Your objective:
Render the items as a numbered list, starting at the first line and continuing through the line that contains "- text: step 4: Gather", with blank lines omitted.
++++ Data lines
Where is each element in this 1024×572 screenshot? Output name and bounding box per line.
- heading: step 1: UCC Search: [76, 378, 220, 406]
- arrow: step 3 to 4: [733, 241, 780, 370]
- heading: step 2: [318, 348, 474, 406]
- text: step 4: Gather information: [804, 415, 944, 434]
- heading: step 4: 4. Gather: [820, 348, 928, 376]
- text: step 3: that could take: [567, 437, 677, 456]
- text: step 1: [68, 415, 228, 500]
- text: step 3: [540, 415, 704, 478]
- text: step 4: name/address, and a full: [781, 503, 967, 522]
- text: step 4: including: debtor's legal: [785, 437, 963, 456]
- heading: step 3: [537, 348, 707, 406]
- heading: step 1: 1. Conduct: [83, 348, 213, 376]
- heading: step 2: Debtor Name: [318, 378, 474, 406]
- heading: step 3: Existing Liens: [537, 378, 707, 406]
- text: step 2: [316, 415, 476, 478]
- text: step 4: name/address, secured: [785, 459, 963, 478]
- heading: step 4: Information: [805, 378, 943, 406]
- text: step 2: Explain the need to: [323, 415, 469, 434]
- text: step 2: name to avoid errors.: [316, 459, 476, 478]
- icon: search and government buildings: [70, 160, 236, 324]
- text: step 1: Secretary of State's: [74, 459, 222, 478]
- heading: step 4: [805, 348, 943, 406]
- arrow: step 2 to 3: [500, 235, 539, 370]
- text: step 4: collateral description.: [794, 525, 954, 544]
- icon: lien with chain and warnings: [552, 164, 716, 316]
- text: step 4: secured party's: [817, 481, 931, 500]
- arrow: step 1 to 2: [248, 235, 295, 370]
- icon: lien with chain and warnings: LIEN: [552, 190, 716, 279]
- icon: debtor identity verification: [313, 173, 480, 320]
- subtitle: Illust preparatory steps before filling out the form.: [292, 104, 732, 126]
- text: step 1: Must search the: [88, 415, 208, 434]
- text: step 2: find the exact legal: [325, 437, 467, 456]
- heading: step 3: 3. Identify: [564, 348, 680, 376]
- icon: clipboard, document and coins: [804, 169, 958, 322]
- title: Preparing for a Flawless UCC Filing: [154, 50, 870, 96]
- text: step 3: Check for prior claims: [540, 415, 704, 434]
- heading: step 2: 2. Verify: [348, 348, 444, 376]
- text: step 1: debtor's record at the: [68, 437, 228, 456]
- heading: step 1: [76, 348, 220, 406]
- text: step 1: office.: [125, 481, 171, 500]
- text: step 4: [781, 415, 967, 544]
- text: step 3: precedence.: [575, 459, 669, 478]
++++++++
Solution below:
1. Where is each element in this 1024×572 screenshot? Output name and bounding box per line.
2. - heading: step 1: UCC Search: [76, 378, 220, 406]
3. - arrow: step 3 to 4: [733, 241, 780, 370]
4. - heading: step 2: [318, 348, 474, 406]
5. - text: step 4: Gather information: [804, 415, 944, 434]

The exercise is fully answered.